Stored records:
#####
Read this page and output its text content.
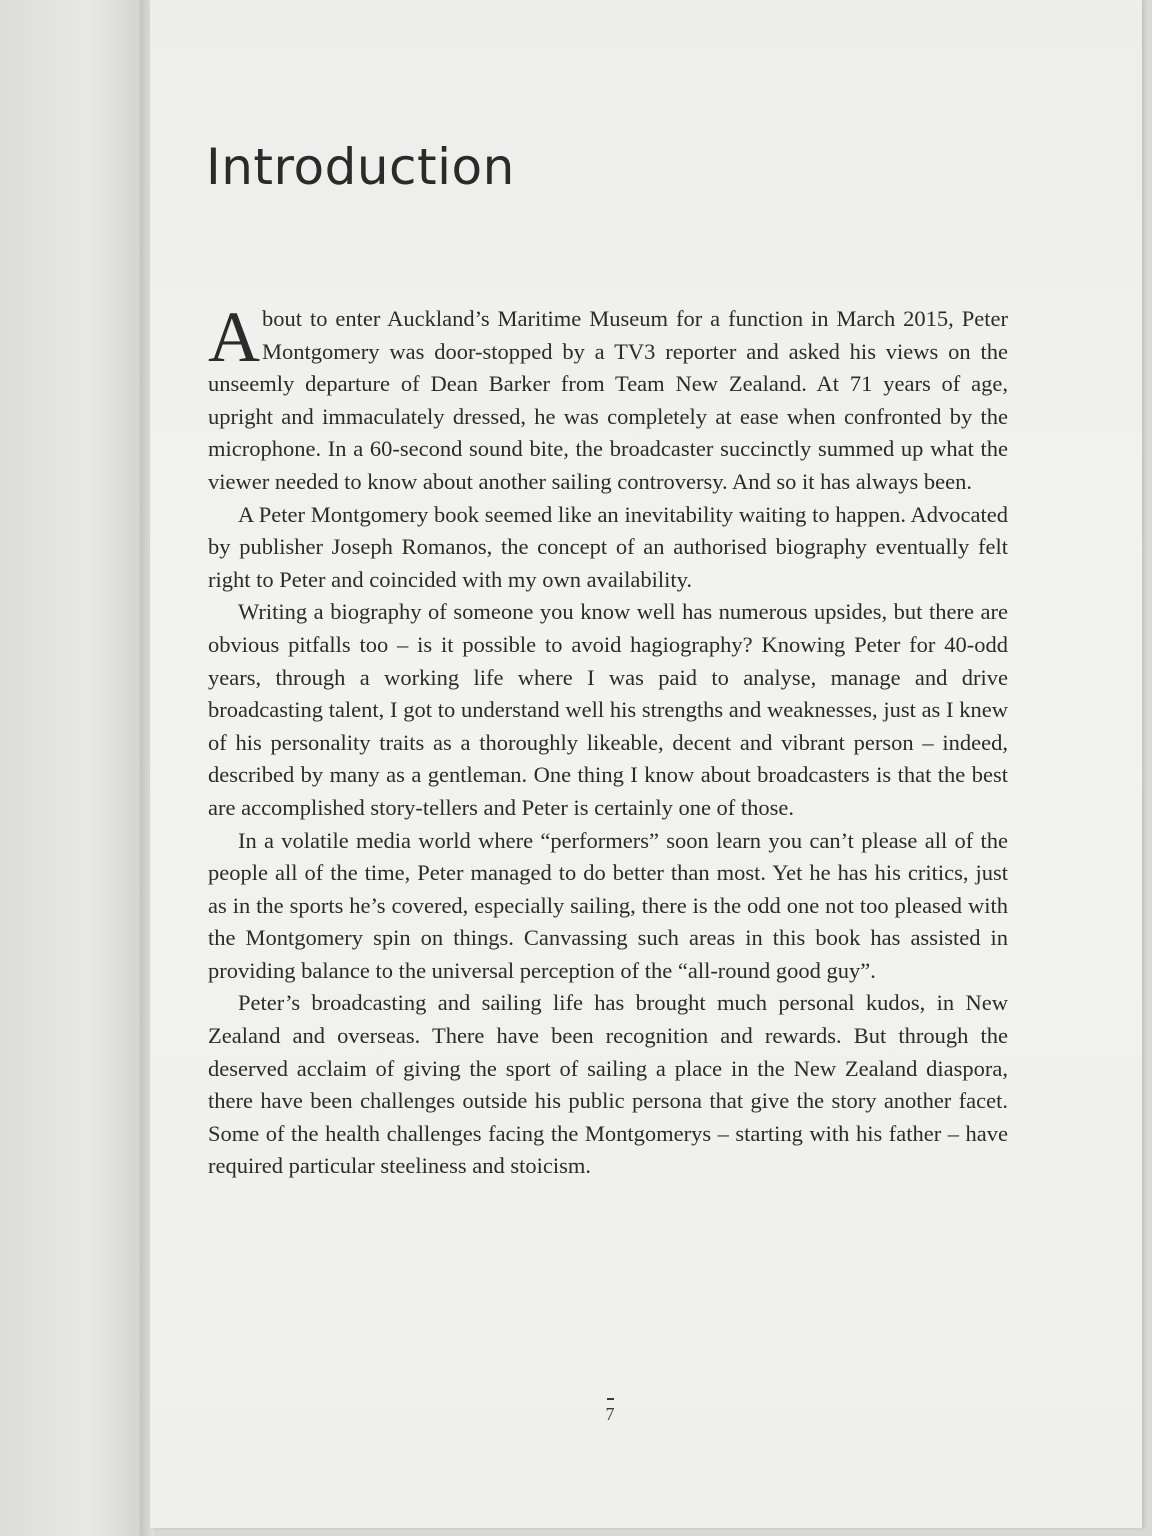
Introduction

About to enter Auckland’s Maritime Museum for a function in March 2015, Peter Montgomery was door-stopped by a TV3 reporter and asked his views on the unseemly departure of Dean Barker from Team New Zealand. At 71 years of age, upright and immaculately dressed, he was completely at ease when confronted by the microphone. In a 60-second sound bite, the broadcaster succinctly summed up what the viewer needed to know about another sailing controversy. And so it has always been.

A Peter Montgomery book seemed like an inevitability waiting to happen. Advocated by publisher Joseph Romanos, the concept of an authorised biography eventually felt right to Peter and coincided with my own availability.

Writing a biography of someone you know well has numerous upsides, but there are obvious pitfalls too – is it possible to avoid hagiography? Knowing Peter for 40-odd years, through a working life where I was paid to analyse, manage and drive broadcasting talent, I got to understand well his strengths and weaknesses, just as I knew of his personality traits as a thoroughly likeable, decent and vibrant person – indeed, described by many as a gentleman. One thing I know about broadcasters is that the best are accomplished story-tellers and Peter is certainly one of those.

In a volatile media world where “performers” soon learn you can’t please all of the people all of the time, Peter managed to do better than most. Yet he has his critics, just as in the sports he’s covered, especially sailing, there is the odd one not too pleased with the Montgomery spin on things. Canvassing such areas in this book has assisted in providing balance to the universal perception of the “all-round good guy”.

Peter’s broadcasting and sailing life has brought much personal kudos, in New Zealand and overseas. There have been recognition and rewards. But through the deserved acclaim of giving the sport of sailing a place in the New Zealand diaspora, there have been challenges outside his public persona that give the story another facet. Some of the health challenges facing the Montgomerys – starting with his father – have required particular steeliness and stoicism.

7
#####
Considering only the records above, state the number of lines that include the word "life", with nothing added.

2